◆ Prompt:
Transcribe the records below in full; pictures stay out of the copy.
--- Records for the exercise ---
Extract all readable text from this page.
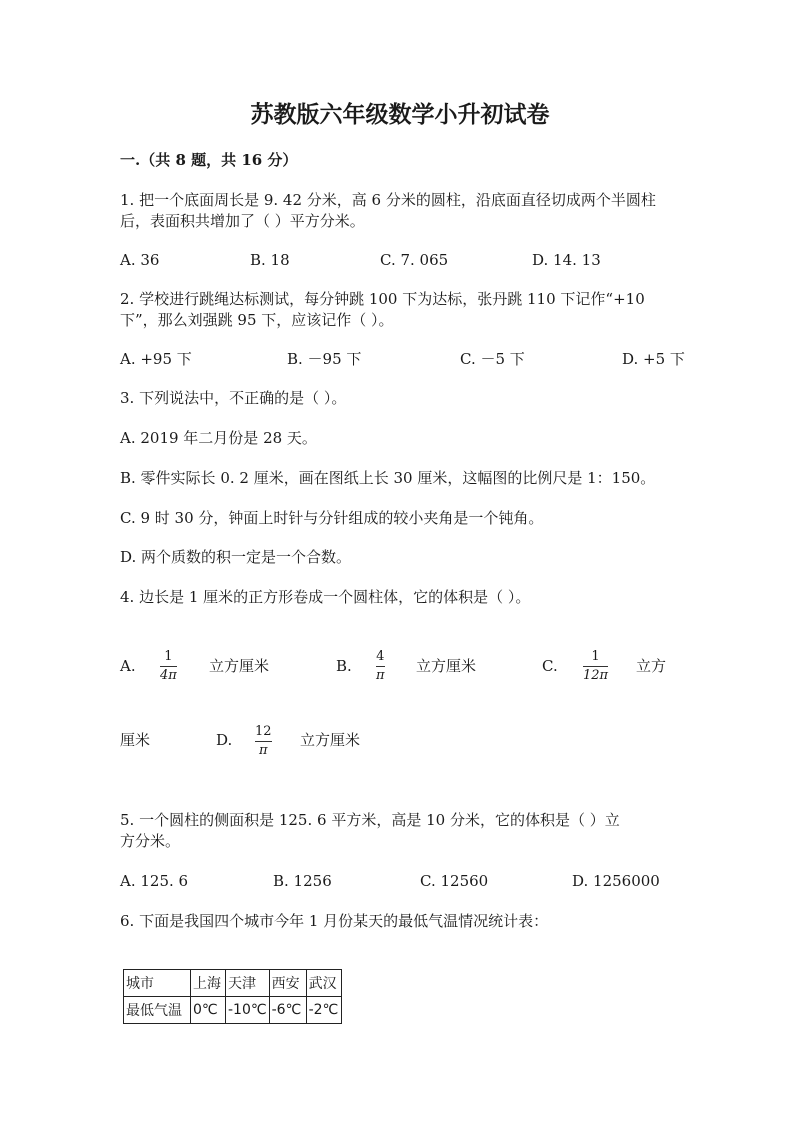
苏教版六年级数学小升初试卷
一.（共 8 题，共 16 分）
1. 把一个底面周长是 9. 42 分米，高 6 分米的圆柱，沿底面直径切成两个半圆柱
后，表面积共增加了（ ）平方分米。
A. 36	B. 18	C. 7. 065	D. 14. 13
2. 学校进行跳绳达标测试，每分钟跳 100 下为达标，张丹跳 110 下记作“+10
下”，那么刘强跳 95 下，应该记作（ ）。
A. +95 下	B. －95 下	C. －5 下	D. +5 下
3. 下列说法中，不正确的是（ ）。
A. 2019 年二月份是 28 天。
B. 零件实际长 0. 2 厘米，画在图纸上长 30 厘米，这幅图的比例尺是 1：150。
C. 9 时 30 分，钟面上时针与分针组成的较小夹角是一个钝角。
D. 两个质数的积一定是一个合数。
4. 边长是 1 厘米的正方形卷成一个圆柱体，它的体积是（ ）。
A.
1
4π
立方厘米	B.
4
π
立方厘米	C.
1
12π
立方
厘米	D. 12
π
立方厘米
5. 一个圆柱的侧面积是 125. 6 平方米，高是 10 分米，它的体积是（ ）立
方分米。
A. 125. 6	B. 1256	C. 12560	D. 1256000
6. 下面是我国四个城市今年 1 月份某天的最低气温情况统计表：
城市	上海	天津	西安	武汉
最低气温	0℃	-10℃	-6℃	-2℃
---
◆ Reply to the exercise:
Extract all readable text from this page.
苏教版六年级数学小升初试卷
一.（共 8 题，共 16 分）
1. 把一个底面周长是 9. 42 分米，高 6 分米的圆柱，沿底面直径切成两个半圆柱
后，表面积共增加了（ ）平方分米。
A. 36	B. 18	C. 7. 065	D. 14. 13
2. 学校进行跳绳达标测试，每分钟跳 100 下为达标，张丹跳 110 下记作“+10
下”，那么刘强跳 95 下，应该记作（ ）。
A. +95 下	B. －95 下	C. －5 下	D. +5 下
3. 下列说法中，不正确的是（ ）。
A. 2019 年二月份是 28 天。
B. 零件实际长 0. 2 厘米，画在图纸上长 30 厘米，这幅图的比例尺是 1：150。
C. 9 时 30 分，钟面上时针与分针组成的较小夹角是一个钝角。
D. 两个质数的积一定是一个合数。
4. 边长是 1 厘米的正方形卷成一个圆柱体，它的体积是（ ）。
A.
1
4π
立方厘米	B.
4
π
立方厘米	C.
1
12π
立方
厘米	D. 12
π
立方厘米
5. 一个圆柱的侧面积是 125. 6 平方米，高是 10 分米，它的体积是（ ）立
方分米。
A. 125. 6	B. 1256	C. 12560	D. 1256000
6. 下面是我国四个城市今年 1 月份某天的最低气温情况统计表：
城市	上海	天津	西安	武汉
最低气温	0℃	-10℃	-6℃	-2℃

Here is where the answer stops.